Figure collection entries
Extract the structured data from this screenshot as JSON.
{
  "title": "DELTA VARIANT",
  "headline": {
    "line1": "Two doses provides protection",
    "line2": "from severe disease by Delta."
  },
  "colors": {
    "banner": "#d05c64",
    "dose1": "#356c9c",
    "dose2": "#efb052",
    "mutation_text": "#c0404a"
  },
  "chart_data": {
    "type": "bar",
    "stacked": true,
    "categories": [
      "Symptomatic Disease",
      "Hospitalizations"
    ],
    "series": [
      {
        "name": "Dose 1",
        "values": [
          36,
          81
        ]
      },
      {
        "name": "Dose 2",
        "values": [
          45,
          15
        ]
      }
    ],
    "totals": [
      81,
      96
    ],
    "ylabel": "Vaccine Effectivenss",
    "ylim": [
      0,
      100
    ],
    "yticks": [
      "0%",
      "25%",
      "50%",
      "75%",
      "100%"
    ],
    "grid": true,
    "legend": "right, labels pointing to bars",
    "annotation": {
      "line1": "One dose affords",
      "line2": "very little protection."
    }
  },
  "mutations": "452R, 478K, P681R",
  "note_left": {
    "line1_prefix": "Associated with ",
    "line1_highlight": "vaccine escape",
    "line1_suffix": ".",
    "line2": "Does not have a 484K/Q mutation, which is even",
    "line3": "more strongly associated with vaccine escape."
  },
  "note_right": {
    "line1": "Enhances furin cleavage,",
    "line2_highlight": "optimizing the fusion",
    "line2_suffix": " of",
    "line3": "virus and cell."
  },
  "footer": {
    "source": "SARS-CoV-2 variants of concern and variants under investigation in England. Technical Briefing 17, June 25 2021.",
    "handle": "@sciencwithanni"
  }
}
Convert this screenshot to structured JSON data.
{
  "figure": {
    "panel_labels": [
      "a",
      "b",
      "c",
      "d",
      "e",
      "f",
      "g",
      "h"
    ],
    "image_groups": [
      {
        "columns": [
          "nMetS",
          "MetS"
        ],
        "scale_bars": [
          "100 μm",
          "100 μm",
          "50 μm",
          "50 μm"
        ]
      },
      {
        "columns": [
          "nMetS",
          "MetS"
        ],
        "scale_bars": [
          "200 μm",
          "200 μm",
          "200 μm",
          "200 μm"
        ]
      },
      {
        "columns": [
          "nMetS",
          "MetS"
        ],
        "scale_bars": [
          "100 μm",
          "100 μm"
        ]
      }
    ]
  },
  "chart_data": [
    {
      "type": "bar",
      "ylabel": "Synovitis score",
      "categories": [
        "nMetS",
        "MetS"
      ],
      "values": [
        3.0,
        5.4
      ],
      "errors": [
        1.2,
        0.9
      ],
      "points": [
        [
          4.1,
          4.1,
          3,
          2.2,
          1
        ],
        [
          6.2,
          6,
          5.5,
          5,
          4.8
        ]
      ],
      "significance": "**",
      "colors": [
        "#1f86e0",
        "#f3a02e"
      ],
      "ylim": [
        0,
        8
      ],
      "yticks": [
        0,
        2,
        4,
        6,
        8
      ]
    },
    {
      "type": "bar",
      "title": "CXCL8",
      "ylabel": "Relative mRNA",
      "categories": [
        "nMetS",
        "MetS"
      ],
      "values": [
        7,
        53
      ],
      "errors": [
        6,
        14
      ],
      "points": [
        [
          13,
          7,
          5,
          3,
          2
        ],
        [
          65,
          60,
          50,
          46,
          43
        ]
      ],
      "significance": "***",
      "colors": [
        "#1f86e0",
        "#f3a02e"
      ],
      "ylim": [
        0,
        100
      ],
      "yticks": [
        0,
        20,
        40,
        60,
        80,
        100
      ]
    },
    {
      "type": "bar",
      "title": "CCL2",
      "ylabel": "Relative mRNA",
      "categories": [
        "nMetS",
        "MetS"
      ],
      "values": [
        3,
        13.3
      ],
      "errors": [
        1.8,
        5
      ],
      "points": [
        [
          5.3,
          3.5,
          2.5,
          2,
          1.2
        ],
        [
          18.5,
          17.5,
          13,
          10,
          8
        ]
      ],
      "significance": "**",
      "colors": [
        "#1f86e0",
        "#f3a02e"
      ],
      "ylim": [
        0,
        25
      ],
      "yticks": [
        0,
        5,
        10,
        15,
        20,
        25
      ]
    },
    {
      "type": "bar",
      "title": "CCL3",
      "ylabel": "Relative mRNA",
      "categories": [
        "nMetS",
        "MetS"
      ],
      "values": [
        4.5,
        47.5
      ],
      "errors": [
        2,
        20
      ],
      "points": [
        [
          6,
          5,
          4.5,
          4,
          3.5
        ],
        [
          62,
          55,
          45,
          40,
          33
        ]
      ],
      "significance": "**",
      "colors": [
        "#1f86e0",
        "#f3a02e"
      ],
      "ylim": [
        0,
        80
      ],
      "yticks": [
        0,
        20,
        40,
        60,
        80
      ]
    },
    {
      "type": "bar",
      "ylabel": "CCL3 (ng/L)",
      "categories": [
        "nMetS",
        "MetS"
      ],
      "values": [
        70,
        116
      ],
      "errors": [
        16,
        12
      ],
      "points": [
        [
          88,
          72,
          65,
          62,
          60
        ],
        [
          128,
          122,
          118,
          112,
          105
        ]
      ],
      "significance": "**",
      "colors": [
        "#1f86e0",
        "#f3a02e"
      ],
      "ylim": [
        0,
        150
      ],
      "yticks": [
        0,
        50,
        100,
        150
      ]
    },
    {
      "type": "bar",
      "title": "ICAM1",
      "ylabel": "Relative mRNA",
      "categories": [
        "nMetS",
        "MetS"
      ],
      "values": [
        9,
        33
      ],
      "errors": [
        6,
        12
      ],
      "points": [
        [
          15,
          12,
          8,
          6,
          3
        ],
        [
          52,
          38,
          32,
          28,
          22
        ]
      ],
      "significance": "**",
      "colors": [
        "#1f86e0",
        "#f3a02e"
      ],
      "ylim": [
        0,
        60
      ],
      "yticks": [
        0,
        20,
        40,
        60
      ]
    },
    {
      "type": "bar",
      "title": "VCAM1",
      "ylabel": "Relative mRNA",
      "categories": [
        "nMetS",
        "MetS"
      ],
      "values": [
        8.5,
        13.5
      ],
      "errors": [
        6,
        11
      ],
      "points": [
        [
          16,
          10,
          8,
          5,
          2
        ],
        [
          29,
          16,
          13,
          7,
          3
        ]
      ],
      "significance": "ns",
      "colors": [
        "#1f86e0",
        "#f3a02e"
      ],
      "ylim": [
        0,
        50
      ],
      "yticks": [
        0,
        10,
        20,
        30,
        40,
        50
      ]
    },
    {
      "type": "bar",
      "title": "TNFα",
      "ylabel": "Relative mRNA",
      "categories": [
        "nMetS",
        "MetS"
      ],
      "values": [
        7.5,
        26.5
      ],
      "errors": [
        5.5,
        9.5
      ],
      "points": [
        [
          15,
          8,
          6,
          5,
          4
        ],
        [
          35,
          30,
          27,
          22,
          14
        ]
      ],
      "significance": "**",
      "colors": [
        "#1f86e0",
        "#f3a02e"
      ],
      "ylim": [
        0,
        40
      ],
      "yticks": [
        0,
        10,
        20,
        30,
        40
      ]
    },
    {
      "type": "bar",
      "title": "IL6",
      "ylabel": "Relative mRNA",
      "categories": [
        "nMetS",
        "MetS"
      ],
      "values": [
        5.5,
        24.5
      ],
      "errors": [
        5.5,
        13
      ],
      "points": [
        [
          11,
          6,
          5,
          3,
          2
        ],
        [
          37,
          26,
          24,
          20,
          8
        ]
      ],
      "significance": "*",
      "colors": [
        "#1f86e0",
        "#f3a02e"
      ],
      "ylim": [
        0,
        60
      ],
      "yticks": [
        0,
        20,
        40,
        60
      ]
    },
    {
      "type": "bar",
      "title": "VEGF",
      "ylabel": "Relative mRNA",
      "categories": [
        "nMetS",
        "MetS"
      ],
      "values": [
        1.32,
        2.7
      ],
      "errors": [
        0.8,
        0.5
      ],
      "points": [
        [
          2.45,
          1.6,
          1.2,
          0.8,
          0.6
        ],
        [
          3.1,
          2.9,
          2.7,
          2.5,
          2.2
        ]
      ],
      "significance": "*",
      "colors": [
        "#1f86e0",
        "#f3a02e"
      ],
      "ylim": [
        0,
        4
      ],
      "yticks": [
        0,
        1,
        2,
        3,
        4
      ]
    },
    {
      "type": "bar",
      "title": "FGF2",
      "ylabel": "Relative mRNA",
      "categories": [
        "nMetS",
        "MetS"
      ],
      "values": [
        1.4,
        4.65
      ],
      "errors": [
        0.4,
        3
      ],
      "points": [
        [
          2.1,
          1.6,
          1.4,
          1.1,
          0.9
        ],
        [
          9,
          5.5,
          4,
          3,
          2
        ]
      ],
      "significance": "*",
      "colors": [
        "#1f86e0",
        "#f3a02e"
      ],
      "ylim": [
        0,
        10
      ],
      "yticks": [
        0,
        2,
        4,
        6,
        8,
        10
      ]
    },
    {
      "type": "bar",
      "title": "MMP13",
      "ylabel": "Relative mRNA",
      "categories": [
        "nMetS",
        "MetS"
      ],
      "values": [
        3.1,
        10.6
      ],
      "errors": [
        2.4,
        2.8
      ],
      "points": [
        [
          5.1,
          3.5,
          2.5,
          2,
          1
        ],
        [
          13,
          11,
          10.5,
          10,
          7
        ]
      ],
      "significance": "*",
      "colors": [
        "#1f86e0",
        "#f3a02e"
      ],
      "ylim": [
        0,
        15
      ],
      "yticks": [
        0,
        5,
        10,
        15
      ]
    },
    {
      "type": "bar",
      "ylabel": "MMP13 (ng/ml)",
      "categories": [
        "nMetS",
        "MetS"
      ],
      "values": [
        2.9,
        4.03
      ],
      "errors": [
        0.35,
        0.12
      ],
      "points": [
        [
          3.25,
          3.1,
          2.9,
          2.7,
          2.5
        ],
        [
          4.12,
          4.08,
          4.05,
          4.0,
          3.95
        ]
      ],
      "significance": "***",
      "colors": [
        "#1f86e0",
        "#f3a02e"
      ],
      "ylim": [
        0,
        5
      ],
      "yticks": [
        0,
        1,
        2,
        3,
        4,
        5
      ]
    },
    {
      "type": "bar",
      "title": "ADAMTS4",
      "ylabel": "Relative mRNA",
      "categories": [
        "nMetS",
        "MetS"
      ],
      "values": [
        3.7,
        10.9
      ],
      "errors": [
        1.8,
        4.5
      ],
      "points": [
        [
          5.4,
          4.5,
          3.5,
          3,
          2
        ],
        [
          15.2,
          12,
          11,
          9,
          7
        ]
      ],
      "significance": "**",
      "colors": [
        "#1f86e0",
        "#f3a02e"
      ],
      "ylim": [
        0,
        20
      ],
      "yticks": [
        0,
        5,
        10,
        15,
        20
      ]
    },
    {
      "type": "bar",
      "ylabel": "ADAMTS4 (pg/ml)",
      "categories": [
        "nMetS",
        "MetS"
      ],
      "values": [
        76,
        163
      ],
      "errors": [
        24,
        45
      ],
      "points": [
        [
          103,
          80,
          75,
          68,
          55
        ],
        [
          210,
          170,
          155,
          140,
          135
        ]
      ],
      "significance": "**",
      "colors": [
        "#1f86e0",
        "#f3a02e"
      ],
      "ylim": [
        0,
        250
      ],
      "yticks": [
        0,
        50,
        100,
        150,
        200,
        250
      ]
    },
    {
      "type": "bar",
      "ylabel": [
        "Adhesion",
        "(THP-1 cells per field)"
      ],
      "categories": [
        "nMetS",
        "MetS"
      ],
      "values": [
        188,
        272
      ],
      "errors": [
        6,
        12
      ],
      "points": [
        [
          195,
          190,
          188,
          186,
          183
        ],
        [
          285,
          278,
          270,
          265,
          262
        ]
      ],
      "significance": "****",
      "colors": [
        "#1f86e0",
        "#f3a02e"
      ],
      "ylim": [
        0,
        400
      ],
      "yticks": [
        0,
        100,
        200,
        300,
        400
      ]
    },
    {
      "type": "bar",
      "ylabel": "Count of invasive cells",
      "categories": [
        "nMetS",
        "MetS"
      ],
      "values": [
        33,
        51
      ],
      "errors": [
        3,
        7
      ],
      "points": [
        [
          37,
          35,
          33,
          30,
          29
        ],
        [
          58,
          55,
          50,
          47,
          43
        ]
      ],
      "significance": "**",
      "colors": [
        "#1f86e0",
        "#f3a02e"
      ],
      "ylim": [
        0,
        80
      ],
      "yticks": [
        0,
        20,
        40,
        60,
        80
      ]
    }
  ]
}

§ How to complete this task
In the entries above, locate every line with the word "structured" and copy it.

§ Exercise solution
Extract the structured data from this screenshot as JSON.
Convert this screenshot to structured JSON data.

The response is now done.